— START OF DATA SECTION —
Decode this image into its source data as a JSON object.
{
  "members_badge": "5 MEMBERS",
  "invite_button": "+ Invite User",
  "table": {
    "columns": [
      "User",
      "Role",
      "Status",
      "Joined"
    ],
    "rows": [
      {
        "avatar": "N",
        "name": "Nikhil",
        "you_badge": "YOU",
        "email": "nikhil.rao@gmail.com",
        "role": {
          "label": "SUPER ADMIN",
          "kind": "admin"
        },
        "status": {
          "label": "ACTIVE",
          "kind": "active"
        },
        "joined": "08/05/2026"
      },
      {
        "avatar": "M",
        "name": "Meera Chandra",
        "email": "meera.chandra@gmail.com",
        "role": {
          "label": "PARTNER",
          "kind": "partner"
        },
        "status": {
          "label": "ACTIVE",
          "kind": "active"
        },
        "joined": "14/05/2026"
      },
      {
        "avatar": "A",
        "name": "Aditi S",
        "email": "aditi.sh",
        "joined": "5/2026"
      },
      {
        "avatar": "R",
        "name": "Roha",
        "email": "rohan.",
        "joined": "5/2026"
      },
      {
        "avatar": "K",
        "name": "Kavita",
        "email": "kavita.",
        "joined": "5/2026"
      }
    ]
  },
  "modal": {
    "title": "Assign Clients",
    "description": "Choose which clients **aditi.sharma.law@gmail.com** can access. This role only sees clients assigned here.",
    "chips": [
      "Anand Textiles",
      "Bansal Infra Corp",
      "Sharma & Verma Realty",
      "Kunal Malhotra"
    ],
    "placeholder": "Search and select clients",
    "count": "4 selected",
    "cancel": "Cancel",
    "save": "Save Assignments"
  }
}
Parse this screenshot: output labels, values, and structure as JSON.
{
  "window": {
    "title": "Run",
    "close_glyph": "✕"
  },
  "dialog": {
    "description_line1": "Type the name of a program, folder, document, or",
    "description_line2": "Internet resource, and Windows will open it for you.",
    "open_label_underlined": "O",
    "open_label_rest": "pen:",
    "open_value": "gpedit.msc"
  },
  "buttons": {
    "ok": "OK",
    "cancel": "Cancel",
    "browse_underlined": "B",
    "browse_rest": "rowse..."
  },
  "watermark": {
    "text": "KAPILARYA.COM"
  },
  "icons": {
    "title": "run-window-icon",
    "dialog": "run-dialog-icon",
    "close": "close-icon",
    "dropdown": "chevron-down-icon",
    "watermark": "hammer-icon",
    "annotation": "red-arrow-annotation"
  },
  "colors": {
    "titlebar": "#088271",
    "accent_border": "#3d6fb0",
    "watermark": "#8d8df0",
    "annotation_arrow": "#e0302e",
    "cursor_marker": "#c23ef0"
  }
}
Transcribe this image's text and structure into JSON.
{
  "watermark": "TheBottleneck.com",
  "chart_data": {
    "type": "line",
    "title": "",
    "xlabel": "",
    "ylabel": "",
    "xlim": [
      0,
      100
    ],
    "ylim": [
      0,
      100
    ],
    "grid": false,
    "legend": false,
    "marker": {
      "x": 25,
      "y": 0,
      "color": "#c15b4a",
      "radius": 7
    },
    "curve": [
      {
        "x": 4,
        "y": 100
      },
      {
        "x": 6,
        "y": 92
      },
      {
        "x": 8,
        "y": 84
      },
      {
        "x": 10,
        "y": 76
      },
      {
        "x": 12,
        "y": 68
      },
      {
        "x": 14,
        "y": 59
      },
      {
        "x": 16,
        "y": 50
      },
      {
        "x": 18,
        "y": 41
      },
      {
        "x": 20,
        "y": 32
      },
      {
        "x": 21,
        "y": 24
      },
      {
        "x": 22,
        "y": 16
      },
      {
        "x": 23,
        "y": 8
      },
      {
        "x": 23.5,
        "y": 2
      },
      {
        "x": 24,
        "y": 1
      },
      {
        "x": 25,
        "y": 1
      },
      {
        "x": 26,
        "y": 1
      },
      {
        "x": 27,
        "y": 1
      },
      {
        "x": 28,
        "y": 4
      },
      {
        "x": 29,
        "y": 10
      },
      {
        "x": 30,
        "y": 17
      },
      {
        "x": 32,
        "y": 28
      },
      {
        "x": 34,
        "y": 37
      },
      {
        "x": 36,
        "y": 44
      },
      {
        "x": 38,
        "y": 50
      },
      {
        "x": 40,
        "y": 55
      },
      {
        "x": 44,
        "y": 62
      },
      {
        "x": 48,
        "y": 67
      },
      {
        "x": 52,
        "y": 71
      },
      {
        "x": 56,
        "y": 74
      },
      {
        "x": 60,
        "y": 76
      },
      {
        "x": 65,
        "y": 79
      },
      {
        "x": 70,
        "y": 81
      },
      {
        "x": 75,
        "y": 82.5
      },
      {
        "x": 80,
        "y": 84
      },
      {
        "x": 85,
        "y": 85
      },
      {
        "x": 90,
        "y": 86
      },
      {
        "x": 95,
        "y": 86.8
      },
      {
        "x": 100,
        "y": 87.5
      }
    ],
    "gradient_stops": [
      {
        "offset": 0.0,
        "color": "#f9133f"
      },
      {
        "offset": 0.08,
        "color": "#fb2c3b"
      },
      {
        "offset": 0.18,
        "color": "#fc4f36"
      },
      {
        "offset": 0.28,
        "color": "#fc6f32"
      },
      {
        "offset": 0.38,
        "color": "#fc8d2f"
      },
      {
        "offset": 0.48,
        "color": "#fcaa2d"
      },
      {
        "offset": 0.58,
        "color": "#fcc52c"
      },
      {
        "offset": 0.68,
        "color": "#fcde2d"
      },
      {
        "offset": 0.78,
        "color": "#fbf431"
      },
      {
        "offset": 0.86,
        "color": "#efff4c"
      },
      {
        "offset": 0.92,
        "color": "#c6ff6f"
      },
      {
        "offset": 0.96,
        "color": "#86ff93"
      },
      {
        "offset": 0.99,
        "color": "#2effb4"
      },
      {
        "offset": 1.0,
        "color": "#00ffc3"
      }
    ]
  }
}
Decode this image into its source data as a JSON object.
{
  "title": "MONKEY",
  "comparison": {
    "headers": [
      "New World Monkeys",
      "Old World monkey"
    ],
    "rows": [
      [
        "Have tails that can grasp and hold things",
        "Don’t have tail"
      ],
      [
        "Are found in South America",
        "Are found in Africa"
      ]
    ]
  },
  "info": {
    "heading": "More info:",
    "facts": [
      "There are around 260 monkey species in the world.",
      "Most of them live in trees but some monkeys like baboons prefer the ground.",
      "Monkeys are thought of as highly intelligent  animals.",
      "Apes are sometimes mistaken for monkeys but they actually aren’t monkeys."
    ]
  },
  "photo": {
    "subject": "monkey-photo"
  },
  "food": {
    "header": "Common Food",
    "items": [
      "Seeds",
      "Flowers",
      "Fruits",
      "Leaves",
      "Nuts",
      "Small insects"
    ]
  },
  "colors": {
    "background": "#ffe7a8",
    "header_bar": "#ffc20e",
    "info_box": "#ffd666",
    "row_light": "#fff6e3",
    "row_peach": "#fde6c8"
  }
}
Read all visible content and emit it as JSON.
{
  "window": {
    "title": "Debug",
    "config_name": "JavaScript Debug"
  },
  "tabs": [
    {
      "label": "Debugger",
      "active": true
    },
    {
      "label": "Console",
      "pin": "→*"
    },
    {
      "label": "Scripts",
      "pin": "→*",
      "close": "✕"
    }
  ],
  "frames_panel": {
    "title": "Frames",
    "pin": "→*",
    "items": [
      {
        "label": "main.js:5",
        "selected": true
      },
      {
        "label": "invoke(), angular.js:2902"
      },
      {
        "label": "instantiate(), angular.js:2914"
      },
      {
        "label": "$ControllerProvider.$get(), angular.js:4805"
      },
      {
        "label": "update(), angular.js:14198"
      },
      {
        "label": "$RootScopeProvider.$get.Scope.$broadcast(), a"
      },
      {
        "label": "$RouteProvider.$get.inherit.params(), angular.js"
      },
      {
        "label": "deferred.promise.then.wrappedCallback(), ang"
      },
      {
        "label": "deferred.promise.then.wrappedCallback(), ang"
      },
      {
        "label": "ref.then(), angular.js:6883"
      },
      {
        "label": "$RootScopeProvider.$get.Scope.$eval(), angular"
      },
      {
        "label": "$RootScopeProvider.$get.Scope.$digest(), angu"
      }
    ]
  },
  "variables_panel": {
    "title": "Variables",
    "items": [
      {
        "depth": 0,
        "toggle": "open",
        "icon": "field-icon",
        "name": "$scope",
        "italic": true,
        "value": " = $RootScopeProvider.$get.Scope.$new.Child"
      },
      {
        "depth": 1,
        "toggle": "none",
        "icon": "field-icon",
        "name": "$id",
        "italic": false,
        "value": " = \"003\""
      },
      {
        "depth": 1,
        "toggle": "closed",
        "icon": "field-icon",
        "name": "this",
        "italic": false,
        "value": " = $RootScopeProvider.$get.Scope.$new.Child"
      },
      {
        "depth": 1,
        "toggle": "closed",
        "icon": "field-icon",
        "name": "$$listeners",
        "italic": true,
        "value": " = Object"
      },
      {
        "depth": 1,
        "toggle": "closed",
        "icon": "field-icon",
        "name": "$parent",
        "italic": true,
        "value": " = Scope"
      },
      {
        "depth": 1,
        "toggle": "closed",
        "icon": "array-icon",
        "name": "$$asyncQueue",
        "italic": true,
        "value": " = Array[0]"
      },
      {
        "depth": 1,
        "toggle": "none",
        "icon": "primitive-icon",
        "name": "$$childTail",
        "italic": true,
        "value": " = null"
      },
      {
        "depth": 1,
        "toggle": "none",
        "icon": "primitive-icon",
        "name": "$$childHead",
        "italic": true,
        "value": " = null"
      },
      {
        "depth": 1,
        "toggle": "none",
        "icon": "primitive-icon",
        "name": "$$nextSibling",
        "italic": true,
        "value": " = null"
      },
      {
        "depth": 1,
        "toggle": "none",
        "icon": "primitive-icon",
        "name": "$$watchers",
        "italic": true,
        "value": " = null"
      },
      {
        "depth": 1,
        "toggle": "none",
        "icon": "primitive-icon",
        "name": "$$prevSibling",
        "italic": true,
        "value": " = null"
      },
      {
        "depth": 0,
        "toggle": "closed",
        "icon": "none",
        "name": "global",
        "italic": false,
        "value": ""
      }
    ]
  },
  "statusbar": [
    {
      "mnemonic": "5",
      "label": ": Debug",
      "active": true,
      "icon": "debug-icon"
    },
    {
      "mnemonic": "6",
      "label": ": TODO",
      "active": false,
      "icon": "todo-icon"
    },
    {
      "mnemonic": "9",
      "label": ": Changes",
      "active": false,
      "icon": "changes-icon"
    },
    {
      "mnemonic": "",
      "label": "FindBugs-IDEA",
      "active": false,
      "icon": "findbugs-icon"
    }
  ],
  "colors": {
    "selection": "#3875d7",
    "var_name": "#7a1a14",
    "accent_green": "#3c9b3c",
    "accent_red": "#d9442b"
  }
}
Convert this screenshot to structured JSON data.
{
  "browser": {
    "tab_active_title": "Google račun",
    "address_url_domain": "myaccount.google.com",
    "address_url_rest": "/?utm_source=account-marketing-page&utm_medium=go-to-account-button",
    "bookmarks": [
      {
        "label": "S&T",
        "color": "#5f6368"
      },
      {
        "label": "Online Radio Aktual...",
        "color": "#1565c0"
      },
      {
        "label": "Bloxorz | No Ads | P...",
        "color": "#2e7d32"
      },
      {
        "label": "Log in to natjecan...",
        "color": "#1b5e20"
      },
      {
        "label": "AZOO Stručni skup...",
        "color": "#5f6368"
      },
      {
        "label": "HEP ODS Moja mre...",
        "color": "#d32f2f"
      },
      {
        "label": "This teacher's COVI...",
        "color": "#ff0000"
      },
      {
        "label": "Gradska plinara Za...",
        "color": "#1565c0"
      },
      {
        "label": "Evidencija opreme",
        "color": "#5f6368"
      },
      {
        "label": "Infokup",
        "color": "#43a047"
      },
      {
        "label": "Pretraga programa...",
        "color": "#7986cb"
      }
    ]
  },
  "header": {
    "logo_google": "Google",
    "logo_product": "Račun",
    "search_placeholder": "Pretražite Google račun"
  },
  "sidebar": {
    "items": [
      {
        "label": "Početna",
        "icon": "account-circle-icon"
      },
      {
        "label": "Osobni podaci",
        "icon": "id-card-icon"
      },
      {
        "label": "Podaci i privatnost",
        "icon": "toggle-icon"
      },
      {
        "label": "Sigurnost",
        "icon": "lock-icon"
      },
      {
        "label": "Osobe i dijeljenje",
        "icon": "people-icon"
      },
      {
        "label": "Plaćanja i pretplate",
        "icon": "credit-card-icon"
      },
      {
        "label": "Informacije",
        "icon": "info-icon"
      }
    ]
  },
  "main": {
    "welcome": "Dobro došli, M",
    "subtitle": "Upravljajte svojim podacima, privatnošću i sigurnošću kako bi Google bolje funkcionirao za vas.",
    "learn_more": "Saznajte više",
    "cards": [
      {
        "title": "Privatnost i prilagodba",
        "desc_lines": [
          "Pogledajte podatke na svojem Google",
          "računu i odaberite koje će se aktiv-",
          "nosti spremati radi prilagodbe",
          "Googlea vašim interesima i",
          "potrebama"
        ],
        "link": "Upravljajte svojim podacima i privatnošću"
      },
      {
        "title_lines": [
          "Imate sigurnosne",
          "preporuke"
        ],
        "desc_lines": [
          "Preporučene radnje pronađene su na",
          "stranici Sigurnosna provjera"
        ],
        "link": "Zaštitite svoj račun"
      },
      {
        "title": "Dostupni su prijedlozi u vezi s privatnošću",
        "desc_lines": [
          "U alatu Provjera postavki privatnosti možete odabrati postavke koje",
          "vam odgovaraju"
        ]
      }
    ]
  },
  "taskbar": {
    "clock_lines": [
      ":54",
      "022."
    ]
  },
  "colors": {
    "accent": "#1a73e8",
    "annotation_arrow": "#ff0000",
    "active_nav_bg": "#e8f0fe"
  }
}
— END OF DATA SECTION —
◆ EXERCISE OBJECTIVE ◆
Gather from the data above every line with the string "podacima".

◆ WRITTEN RESPONSE ◆
    "subtitle": "Upravljajte svojim podacima, privatnošću i sigurnošću kako bi Google bolje funkcionirao za vas.",
        "link": "Upravljajte svojim podacima i privatnošću"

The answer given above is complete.